### Extracted entries
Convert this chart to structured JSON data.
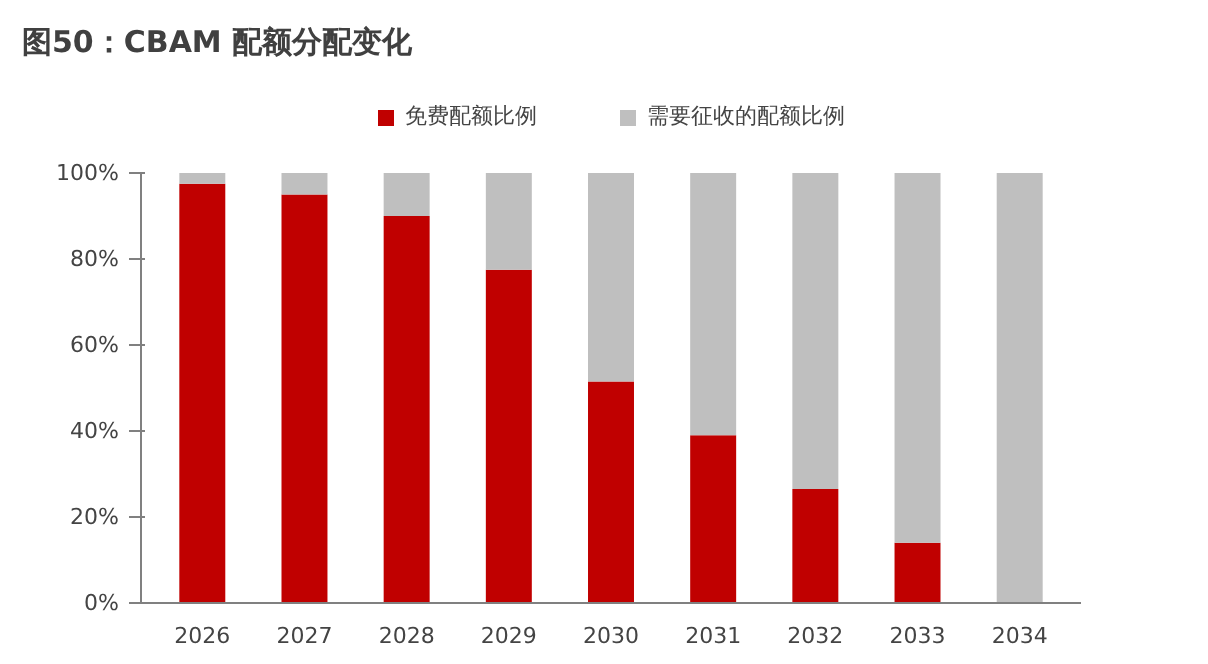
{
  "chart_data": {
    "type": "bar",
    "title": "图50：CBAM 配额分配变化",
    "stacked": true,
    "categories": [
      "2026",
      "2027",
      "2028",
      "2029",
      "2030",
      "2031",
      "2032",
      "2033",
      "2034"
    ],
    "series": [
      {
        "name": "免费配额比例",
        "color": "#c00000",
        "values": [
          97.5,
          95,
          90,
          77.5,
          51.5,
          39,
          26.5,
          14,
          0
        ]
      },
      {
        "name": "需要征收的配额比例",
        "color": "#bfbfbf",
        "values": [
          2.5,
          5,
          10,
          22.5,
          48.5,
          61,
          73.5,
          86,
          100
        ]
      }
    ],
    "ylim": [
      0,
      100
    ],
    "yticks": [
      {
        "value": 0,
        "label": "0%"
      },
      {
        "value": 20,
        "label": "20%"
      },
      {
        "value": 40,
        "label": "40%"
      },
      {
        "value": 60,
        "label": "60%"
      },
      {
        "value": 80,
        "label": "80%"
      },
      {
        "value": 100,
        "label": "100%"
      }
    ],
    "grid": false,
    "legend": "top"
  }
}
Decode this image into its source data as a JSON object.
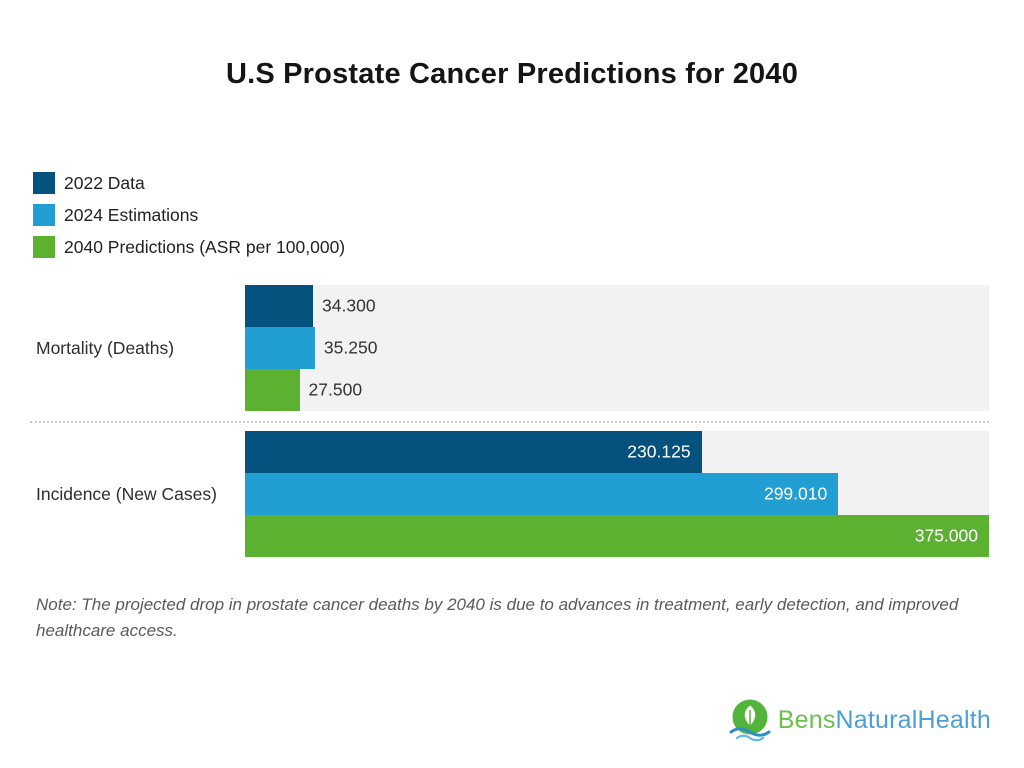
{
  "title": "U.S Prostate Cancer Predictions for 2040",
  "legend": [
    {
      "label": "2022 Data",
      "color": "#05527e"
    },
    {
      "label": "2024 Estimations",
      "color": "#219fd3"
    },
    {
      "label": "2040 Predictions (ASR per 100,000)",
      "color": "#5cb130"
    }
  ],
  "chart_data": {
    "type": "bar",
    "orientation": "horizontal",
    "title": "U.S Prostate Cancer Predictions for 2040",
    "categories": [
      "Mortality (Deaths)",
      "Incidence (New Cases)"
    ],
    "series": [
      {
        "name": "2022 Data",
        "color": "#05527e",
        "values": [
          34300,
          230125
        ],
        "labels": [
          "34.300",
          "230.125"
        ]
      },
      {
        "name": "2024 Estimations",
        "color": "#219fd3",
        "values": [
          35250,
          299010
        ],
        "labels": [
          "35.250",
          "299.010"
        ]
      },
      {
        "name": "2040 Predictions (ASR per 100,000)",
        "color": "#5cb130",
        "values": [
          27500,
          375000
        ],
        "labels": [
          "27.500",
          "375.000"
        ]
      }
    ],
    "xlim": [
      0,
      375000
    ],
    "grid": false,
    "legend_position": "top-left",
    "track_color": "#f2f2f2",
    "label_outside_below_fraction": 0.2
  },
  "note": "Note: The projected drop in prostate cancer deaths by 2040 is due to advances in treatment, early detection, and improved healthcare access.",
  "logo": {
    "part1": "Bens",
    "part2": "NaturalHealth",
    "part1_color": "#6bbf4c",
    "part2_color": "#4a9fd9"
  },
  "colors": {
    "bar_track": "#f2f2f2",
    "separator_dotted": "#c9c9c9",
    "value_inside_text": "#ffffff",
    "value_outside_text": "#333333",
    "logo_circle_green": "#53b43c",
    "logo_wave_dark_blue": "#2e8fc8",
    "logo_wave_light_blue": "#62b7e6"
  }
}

### Work to complete
Work through the data and report how many of its lines hold the word "this", giving only the figure.

### Solution to the exercise
2